● **Directions**
Would you write out the entries below, every one of them, exactly?

Extracted data entries:
● ● ● ●

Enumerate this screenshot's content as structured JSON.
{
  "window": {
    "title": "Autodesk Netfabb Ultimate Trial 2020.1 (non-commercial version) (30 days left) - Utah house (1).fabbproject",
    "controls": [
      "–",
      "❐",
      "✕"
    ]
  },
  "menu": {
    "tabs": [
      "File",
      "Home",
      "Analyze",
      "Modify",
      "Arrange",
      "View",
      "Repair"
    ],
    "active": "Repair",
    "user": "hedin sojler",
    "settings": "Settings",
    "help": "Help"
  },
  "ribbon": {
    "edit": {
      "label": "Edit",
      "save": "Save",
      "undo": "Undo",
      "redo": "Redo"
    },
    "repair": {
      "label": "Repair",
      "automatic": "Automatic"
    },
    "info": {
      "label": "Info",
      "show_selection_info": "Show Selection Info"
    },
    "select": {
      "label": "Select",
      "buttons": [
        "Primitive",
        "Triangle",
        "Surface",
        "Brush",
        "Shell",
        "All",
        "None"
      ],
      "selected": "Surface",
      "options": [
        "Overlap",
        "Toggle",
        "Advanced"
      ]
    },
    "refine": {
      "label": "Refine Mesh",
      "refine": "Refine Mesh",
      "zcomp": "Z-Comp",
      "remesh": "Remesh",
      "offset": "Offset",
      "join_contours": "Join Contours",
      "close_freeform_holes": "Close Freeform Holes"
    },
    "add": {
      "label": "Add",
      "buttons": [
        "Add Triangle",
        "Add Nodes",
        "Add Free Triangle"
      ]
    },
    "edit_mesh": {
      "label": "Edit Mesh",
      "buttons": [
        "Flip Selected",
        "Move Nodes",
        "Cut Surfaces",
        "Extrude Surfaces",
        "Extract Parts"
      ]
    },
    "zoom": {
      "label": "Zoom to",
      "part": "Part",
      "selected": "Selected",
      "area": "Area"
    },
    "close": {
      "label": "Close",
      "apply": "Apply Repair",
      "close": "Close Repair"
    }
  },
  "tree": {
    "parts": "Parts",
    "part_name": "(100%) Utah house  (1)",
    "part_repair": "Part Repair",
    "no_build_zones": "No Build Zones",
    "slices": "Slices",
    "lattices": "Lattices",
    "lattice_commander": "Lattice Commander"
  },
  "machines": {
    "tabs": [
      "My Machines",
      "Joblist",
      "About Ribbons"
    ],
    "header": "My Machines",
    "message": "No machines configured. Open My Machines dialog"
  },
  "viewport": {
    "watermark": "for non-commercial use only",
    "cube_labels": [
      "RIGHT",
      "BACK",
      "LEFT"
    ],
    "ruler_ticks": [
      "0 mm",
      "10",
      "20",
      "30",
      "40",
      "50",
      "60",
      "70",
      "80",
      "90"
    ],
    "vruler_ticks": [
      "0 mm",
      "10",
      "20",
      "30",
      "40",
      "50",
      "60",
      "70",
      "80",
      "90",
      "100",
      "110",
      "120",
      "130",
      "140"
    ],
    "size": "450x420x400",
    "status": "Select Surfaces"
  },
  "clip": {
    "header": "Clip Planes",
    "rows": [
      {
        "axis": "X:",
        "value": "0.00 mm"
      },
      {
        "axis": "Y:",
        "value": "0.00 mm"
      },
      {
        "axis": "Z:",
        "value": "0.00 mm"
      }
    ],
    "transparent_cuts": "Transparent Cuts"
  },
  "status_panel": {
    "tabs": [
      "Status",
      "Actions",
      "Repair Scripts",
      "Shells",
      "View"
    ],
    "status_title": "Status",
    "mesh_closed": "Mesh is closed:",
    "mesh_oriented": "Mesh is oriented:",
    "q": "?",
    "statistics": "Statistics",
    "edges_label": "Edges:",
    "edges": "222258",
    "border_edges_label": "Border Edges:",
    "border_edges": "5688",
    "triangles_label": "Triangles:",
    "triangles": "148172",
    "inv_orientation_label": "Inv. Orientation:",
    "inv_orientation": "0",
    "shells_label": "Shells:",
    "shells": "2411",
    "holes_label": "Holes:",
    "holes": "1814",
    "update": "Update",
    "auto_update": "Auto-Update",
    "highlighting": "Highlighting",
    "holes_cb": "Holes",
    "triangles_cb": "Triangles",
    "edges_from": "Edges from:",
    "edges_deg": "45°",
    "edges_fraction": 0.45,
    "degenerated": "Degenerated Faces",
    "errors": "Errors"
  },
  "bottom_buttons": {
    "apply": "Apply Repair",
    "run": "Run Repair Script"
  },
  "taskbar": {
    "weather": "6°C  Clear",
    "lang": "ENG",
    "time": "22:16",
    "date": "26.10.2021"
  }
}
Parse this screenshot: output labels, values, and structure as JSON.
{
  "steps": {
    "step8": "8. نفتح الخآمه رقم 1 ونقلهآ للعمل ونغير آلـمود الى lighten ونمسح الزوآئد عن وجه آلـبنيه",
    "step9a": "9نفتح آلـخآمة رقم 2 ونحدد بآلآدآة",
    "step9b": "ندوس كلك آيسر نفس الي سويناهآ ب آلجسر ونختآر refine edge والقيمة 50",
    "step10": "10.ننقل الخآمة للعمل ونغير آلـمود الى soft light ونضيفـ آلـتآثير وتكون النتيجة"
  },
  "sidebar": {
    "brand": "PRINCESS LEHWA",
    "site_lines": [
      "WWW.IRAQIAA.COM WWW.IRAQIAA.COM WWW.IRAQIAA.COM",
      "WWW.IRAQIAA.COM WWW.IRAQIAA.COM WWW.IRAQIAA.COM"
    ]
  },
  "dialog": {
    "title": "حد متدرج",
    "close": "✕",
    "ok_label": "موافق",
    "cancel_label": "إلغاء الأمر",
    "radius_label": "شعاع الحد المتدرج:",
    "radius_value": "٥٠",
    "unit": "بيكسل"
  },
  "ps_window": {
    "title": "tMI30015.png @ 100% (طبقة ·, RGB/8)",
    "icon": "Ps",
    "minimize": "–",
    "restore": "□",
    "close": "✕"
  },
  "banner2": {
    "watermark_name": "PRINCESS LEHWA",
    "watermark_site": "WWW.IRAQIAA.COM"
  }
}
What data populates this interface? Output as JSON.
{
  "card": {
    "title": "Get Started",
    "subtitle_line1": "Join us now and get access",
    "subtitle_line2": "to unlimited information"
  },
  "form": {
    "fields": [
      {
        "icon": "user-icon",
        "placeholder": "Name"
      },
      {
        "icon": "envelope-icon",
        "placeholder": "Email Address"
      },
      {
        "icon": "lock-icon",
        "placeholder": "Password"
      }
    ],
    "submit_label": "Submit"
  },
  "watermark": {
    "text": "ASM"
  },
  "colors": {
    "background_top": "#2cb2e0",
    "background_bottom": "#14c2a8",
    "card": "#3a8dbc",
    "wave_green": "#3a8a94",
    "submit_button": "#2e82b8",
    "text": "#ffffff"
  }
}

● ● ● ●

● **The response**
Enumerate this screenshot's content as structured JSON.
{
  "window": {
    "title": "Autodesk Netfabb Ultimate Trial 2020.1 (non-commercial version) (30 days left) - Utah house (1).fabbproject",
    "controls": [
      "–",
      "❐",
      "✕"
    ]
  },
  "menu": {
    "tabs": [
      "File",
      "Home",
      "Analyze",
      "Modify",
      "Arrange",
      "View",
      "Repair"
    ],
    "active": "Repair",
    "user": "hedin sojler",
    "settings": "Settings",
    "help": "Help"
  },
  "ribbon": {
    "edit": {
      "label": "Edit",
      "save": "Save",
      "undo": "Undo",
      "redo": "Redo"
    },
    "repair": {
      "label": "Repair",
      "automatic": "Automatic"
    },
    "info": {
      "label": "Info",
      "show_selection_info": "Show Selection Info"
    },
    "select": {
      "label": "Select",
      "buttons": [
        "Primitive",
        "Triangle",
        "Surface",
        "Brush",
        "Shell",
        "All",
        "None"
      ],
      "selected": "Surface",
      "options": [
        "Overlap",
        "Toggle",
        "Advanced"
      ]
    },
    "refine": {
      "label": "Refine Mesh",
      "refine": "Refine Mesh",
      "zcomp": "Z-Comp",
      "remesh": "Remesh",
      "offset": "Offset",
      "join_contours": "Join Contours",
      "close_freeform_holes": "Close Freeform Holes"
    },
    "add": {
      "label": "Add",
      "buttons": [
        "Add Triangle",
        "Add Nodes",
        "Add Free Triangle"
      ]
    },
    "edit_mesh": {
      "label": "Edit Mesh",
      "buttons": [
        "Flip Selected",
        "Move Nodes",
        "Cut Surfaces",
        "Extrude Surfaces",
        "Extract Parts"
      ]
    },
    "zoom": {
      "label": "Zoom to",
      "part": "Part",
      "selected": "Selected",
      "area": "Area"
    },
    "close": {
      "label": "Close",
      "apply": "Apply Repair",
      "close": "Close Repair"
    }
  },
  "tree": {
    "parts": "Parts",
    "part_name": "(100%) Utah house  (1)",
    "part_repair": "Part Repair",
    "no_build_zones": "No Build Zones",
    "slices": "Slices",
    "lattices": "Lattices",
    "lattice_commander": "Lattice Commander"
  },
  "machines": {
    "tabs": [
      "My Machines",
      "Joblist",
      "About Ribbons"
    ],
    "header": "My Machines",
    "message": "No machines configured. Open My Machines dialog"
  },
  "viewport": {
    "watermark": "for non-commercial use only",
    "cube_labels": [
      "RIGHT",
      "BACK",
      "LEFT"
    ],
    "ruler_ticks": [
      "0 mm",
      "10",
      "20",
      "30",
      "40",
      "50",
      "60",
      "70",
      "80",
      "90"
    ],
    "vruler_ticks": [
      "0 mm",
      "10",
      "20",
      "30",
      "40",
      "50",
      "60",
      "70",
      "80",
      "90",
      "100",
      "110",
      "120",
      "130",
      "140"
    ],
    "size": "450x420x400",
    "status": "Select Surfaces"
  },
  "clip": {
    "header": "Clip Planes",
    "rows": [
      {
        "axis": "X:",
        "value": "0.00 mm"
      },
      {
        "axis": "Y:",
        "value": "0.00 mm"
      },
      {
        "axis": "Z:",
        "value": "0.00 mm"
      }
    ],
    "transparent_cuts": "Transparent Cuts"
  },
  "status_panel": {
    "tabs": [
      "Status",
      "Actions",
      "Repair Scripts",
      "Shells",
      "View"
    ],
    "status_title": "Status",
    "mesh_closed": "Mesh is closed:",
    "mesh_oriented": "Mesh is oriented:",
    "q": "?",
    "statistics": "Statistics",
    "edges_label": "Edges:",
    "edges": "222258",
    "border_edges_label": "Border Edges:",
    "border_edges": "5688",
    "triangles_label": "Triangles:",
    "triangles": "148172",
    "inv_orientation_label": "Inv. Orientation:",
    "inv_orientation": "0",
    "shells_label": "Shells:",
    "shells": "2411",
    "holes_label": "Holes:",
    "holes": "1814",
    "update": "Update",
    "auto_update": "Auto-Update",
    "highlighting": "Highlighting",
    "holes_cb": "Holes",
    "triangles_cb": "Triangles",
    "edges_from": "Edges from:",
    "edges_deg": "45°",
    "edges_fraction": 0.45,
    "degenerated": "Degenerated Faces",
    "errors": "Errors"
  },
  "bottom_buttons": {
    "apply": "Apply Repair",
    "run": "Run Repair Script"
  },
  "taskbar": {
    "weather": "6°C  Clear",
    "lang": "ENG",
    "time": "22:16",
    "date": "26.10.2021"
  }
}
Parse this screenshot: output labels, values, and structure as JSON.
{
  "steps": {
    "step8": "8. نفتح الخآمه رقم 1 ونقلهآ للعمل ونغير آلـمود الى lighten ونمسح الزوآئد عن وجه آلـبنيه",
    "step9a": "9نفتح آلـخآمة رقم 2 ونحدد بآلآدآة",
    "step9b": "ندوس كلك آيسر نفس الي سويناهآ ب آلجسر ونختآر refine edge والقيمة 50",
    "step10": "10.ننقل الخآمة للعمل ونغير آلـمود الى soft light ونضيفـ آلـتآثير وتكون النتيجة"
  },
  "sidebar": {
    "brand": "PRINCESS LEHWA",
    "site_lines": [
      "WWW.IRAQIAA.COM WWW.IRAQIAA.COM WWW.IRAQIAA.COM",
      "WWW.IRAQIAA.COM WWW.IRAQIAA.COM WWW.IRAQIAA.COM"
    ]
  },
  "dialog": {
    "title": "حد متدرج",
    "close": "✕",
    "ok_label": "موافق",
    "cancel_label": "إلغاء الأمر",
    "radius_label": "شعاع الحد المتدرج:",
    "radius_value": "٥٠",
    "unit": "بيكسل"
  },
  "ps_window": {
    "title": "tMI30015.png @ 100% (طبقة ·, RGB/8)",
    "icon": "Ps",
    "minimize": "–",
    "restore": "□",
    "close": "✕"
  },
  "banner2": {
    "watermark_name": "PRINCESS LEHWA",
    "watermark_site": "WWW.IRAQIAA.COM"
  }
}
What data populates this interface? Output as JSON.
{
  "card": {
    "title": "Get Started",
    "subtitle_line1": "Join us now and get access",
    "subtitle_line2": "to unlimited information"
  },
  "form": {
    "fields": [
      {
        "icon": "user-icon",
        "placeholder": "Name"
      },
      {
        "icon": "envelope-icon",
        "placeholder": "Email Address"
      },
      {
        "icon": "lock-icon",
        "placeholder": "Password"
      }
    ],
    "submit_label": "Submit"
  },
  "watermark": {
    "text": "ASM"
  },
  "colors": {
    "background_top": "#2cb2e0",
    "background_bottom": "#14c2a8",
    "card": "#3a8dbc",
    "wave_green": "#3a8a94",
    "submit_button": "#2e82b8",
    "text": "#ffffff"
  }
}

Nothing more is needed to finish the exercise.